» **TO DO**
Return each line containing the string "казенными".

**** MATERIAL PROVIDED

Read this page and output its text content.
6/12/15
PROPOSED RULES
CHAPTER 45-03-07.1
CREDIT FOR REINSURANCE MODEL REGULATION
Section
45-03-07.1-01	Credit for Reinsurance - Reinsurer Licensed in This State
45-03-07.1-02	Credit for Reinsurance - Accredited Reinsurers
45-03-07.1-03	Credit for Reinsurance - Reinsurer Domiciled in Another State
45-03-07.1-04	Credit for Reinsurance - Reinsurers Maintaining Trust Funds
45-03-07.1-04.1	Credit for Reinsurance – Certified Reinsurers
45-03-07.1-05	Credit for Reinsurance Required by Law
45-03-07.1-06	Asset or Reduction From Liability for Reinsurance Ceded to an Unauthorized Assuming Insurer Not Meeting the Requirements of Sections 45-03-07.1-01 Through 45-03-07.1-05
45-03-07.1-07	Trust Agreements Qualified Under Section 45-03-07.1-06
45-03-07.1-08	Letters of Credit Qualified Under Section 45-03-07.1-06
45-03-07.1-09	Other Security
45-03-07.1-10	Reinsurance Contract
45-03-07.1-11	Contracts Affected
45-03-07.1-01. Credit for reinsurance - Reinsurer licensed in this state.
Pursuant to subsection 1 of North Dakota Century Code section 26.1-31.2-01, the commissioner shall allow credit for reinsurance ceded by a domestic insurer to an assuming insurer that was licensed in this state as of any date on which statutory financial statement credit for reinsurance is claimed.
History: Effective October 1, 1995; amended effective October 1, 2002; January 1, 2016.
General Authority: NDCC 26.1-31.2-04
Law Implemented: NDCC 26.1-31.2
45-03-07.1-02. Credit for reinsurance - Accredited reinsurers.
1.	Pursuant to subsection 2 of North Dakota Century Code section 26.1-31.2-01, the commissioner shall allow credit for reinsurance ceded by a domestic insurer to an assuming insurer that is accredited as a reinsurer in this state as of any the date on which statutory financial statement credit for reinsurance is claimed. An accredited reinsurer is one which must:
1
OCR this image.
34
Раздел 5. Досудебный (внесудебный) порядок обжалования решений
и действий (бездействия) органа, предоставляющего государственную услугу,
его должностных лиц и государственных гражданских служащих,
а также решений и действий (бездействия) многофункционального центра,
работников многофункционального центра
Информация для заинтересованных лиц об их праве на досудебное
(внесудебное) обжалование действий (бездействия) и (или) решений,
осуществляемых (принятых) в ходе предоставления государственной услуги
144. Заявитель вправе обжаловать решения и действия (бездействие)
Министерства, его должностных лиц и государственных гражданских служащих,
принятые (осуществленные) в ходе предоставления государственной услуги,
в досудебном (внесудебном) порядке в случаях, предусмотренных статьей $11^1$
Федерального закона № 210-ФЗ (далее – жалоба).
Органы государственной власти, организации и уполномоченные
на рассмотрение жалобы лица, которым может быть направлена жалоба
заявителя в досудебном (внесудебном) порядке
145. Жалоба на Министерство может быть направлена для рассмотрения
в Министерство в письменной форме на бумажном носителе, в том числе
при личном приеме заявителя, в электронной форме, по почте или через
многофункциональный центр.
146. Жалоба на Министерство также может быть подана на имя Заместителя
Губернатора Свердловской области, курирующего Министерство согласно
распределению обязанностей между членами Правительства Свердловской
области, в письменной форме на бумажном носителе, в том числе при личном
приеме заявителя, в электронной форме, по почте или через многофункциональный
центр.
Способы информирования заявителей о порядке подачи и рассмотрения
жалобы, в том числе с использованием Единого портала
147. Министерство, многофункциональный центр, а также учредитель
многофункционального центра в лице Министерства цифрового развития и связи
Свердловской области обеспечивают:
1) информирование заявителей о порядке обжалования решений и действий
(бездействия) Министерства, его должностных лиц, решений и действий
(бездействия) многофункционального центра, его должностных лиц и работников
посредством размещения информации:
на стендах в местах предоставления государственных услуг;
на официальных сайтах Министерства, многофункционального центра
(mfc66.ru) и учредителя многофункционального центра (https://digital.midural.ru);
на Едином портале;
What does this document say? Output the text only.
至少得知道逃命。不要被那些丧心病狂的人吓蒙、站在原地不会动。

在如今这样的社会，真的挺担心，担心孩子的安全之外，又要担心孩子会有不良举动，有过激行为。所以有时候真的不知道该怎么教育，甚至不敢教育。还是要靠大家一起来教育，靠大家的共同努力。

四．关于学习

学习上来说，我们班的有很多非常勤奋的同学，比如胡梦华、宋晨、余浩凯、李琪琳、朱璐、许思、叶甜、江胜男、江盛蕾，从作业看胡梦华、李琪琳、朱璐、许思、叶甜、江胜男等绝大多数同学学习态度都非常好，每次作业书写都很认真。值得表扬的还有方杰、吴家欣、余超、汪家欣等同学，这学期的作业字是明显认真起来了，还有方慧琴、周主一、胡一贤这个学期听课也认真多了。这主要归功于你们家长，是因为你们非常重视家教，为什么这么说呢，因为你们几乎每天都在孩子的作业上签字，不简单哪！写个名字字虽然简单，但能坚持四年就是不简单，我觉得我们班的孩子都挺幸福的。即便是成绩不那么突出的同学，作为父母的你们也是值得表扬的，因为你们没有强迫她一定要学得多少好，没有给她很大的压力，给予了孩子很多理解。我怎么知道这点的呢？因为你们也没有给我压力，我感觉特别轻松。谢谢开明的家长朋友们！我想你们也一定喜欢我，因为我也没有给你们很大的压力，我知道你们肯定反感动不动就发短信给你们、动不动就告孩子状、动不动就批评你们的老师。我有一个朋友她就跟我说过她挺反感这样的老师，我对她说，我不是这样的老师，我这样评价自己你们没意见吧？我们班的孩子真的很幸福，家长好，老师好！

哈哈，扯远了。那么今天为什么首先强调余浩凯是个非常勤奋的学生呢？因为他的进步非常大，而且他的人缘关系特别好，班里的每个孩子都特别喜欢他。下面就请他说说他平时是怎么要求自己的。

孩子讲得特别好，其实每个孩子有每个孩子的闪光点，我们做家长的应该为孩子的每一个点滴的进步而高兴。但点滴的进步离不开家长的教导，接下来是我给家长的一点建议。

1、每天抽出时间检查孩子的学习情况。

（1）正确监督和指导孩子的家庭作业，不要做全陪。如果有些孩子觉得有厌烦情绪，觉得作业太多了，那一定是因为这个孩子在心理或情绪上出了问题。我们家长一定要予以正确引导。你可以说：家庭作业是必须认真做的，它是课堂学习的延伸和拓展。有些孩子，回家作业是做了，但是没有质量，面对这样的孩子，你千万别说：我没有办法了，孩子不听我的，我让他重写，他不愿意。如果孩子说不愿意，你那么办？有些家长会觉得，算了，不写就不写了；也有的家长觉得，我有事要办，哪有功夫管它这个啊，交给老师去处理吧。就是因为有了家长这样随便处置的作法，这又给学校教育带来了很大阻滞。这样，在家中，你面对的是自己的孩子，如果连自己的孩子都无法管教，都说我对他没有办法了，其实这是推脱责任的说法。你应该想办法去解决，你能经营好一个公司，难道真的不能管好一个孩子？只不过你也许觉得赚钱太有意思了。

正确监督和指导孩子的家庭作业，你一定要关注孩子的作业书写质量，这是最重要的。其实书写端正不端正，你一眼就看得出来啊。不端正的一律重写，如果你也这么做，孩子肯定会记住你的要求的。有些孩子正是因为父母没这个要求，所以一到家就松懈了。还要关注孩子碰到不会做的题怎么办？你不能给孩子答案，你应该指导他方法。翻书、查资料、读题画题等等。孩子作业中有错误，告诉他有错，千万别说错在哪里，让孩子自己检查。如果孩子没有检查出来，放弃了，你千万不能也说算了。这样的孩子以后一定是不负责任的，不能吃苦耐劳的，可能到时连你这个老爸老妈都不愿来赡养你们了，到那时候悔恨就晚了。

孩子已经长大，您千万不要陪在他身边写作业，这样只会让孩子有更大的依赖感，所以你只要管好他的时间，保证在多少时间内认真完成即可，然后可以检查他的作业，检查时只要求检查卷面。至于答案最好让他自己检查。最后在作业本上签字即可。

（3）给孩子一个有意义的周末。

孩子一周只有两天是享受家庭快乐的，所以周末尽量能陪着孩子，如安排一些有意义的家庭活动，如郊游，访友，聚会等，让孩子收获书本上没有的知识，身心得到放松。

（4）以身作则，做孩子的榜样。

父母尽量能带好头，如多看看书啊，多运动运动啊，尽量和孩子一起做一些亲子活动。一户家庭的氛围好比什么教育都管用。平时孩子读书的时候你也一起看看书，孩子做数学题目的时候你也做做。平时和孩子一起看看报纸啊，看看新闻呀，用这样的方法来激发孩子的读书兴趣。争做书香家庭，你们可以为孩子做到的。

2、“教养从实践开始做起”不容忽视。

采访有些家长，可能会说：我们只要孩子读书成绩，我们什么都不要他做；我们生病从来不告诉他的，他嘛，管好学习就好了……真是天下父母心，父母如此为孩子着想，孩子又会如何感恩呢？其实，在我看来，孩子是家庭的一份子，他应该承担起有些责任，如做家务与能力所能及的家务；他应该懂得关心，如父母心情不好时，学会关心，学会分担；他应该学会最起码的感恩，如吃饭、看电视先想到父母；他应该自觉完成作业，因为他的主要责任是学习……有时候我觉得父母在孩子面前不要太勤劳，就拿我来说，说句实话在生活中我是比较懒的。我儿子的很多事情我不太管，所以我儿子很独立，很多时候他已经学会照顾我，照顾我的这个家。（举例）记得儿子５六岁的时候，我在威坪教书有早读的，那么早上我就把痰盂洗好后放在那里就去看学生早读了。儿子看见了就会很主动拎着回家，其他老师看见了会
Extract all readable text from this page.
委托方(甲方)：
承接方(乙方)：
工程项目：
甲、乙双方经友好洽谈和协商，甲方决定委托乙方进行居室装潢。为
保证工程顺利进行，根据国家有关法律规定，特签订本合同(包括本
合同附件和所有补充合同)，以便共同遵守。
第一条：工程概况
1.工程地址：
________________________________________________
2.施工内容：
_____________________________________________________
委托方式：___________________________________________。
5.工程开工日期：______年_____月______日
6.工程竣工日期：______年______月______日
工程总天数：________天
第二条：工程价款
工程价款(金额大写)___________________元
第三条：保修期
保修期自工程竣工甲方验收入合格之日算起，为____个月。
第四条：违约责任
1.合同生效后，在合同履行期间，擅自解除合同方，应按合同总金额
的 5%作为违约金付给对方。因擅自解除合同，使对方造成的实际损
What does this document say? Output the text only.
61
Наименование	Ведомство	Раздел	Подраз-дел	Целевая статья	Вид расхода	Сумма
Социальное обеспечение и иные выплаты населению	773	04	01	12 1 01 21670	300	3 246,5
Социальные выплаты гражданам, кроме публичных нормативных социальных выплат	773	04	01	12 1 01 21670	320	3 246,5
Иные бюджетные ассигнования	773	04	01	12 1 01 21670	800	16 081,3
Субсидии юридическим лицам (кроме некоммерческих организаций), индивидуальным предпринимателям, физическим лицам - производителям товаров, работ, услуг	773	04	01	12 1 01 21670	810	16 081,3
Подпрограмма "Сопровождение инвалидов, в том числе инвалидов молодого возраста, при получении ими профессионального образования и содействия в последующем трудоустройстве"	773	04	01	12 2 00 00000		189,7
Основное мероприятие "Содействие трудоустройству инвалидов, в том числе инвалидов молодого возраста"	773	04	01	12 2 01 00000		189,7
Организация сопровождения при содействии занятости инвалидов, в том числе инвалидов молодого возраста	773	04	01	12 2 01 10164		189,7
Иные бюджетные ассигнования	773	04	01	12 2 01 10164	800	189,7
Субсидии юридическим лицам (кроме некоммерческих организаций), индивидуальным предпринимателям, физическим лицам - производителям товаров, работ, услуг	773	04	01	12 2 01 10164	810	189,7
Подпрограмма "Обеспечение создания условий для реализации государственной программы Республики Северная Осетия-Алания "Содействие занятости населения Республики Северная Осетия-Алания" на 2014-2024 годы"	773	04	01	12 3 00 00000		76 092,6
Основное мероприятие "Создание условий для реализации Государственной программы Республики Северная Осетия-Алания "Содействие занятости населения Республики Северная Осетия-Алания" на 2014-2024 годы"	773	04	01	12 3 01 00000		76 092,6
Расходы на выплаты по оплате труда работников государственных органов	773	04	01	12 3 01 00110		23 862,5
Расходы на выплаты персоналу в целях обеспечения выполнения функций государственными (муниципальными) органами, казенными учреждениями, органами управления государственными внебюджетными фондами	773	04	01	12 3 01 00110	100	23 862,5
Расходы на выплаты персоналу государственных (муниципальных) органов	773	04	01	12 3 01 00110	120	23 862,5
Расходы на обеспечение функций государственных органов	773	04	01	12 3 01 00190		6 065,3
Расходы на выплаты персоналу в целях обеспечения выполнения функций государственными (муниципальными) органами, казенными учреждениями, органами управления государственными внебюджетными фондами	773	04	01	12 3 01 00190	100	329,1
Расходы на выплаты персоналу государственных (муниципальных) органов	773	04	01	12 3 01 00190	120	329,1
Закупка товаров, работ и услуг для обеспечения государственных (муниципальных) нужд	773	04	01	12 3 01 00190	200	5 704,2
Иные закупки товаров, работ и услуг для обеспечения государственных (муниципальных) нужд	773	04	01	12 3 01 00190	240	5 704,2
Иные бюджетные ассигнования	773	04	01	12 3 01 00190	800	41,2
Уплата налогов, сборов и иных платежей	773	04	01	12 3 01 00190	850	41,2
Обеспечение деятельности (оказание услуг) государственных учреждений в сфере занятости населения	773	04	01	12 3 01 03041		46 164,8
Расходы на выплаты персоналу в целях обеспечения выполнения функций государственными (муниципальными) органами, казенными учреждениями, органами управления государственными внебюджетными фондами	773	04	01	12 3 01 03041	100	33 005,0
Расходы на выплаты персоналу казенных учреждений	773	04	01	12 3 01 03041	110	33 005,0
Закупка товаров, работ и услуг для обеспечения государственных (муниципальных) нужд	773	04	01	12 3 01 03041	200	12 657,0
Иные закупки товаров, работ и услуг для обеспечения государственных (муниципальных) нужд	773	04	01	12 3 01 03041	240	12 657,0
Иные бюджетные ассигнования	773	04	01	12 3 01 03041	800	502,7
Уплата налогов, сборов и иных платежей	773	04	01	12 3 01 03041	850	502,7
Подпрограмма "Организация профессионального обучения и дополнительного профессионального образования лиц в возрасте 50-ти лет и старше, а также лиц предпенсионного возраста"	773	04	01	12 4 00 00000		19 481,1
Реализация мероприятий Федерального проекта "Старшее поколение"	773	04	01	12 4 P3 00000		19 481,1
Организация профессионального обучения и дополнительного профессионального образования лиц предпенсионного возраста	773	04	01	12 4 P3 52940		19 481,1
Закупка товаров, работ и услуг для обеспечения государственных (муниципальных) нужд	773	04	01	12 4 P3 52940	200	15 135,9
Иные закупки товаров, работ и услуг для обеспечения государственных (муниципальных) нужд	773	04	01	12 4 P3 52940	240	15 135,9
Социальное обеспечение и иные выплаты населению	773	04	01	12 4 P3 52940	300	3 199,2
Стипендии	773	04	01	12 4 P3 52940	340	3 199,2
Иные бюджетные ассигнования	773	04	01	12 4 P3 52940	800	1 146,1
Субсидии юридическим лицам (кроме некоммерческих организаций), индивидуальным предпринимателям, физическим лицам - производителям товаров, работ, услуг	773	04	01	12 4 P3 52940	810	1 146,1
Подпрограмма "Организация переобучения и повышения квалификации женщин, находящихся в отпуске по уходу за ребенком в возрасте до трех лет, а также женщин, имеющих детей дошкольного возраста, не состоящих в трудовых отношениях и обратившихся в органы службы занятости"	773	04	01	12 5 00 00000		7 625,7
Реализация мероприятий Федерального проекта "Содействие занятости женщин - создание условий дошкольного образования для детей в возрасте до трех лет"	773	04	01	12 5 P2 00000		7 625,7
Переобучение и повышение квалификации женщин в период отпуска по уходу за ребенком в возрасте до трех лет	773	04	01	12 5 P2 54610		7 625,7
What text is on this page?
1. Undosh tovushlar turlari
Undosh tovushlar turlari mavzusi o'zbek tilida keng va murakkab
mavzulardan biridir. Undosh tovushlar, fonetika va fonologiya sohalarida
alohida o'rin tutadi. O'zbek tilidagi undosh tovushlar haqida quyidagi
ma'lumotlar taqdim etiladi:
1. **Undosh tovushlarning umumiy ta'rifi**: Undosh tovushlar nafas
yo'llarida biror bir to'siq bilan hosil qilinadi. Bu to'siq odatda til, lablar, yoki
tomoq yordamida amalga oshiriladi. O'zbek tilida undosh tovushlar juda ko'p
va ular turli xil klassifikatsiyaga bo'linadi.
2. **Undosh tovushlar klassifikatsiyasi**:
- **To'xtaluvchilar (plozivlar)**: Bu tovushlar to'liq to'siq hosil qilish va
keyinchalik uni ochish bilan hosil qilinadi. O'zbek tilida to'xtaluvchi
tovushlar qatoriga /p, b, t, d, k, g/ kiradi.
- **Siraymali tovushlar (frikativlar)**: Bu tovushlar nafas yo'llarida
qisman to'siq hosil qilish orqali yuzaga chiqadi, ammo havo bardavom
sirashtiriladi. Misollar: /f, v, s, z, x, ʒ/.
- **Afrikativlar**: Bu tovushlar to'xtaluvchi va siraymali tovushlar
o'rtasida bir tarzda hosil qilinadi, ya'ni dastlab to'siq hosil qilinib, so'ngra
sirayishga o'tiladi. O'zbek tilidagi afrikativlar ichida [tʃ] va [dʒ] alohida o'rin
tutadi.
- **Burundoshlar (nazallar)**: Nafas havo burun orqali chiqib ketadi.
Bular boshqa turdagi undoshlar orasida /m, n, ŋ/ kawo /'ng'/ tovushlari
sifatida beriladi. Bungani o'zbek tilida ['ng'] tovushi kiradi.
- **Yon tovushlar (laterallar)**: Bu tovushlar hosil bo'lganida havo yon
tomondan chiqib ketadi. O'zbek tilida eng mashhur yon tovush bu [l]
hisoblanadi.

********

» **WRITTEN REPLY**
Расходы на выплаты персоналу в целях обеспечения выполнения функций государственными (муниципальными) органами, казенными учреждениями, органами управления государственными внебюджетными фондами	773	04	01	12 3 01 00110	100	23 862,5
Расходы на выплаты персоналу в целях обеспечения выполнения функций государственными (муниципальными) органами, казенными учреждениями, органами управления государственными внебюджетными фондами	773	04	01	12 3 01 00190	100	329,1
Расходы на выплаты персоналу в целях обеспечения выполнения функций государственными (муниципальными) органами, казенными учреждениями, органами управления государственными внебюджетными фондами	773	04	01	12 3 01 03041	100	33 005,0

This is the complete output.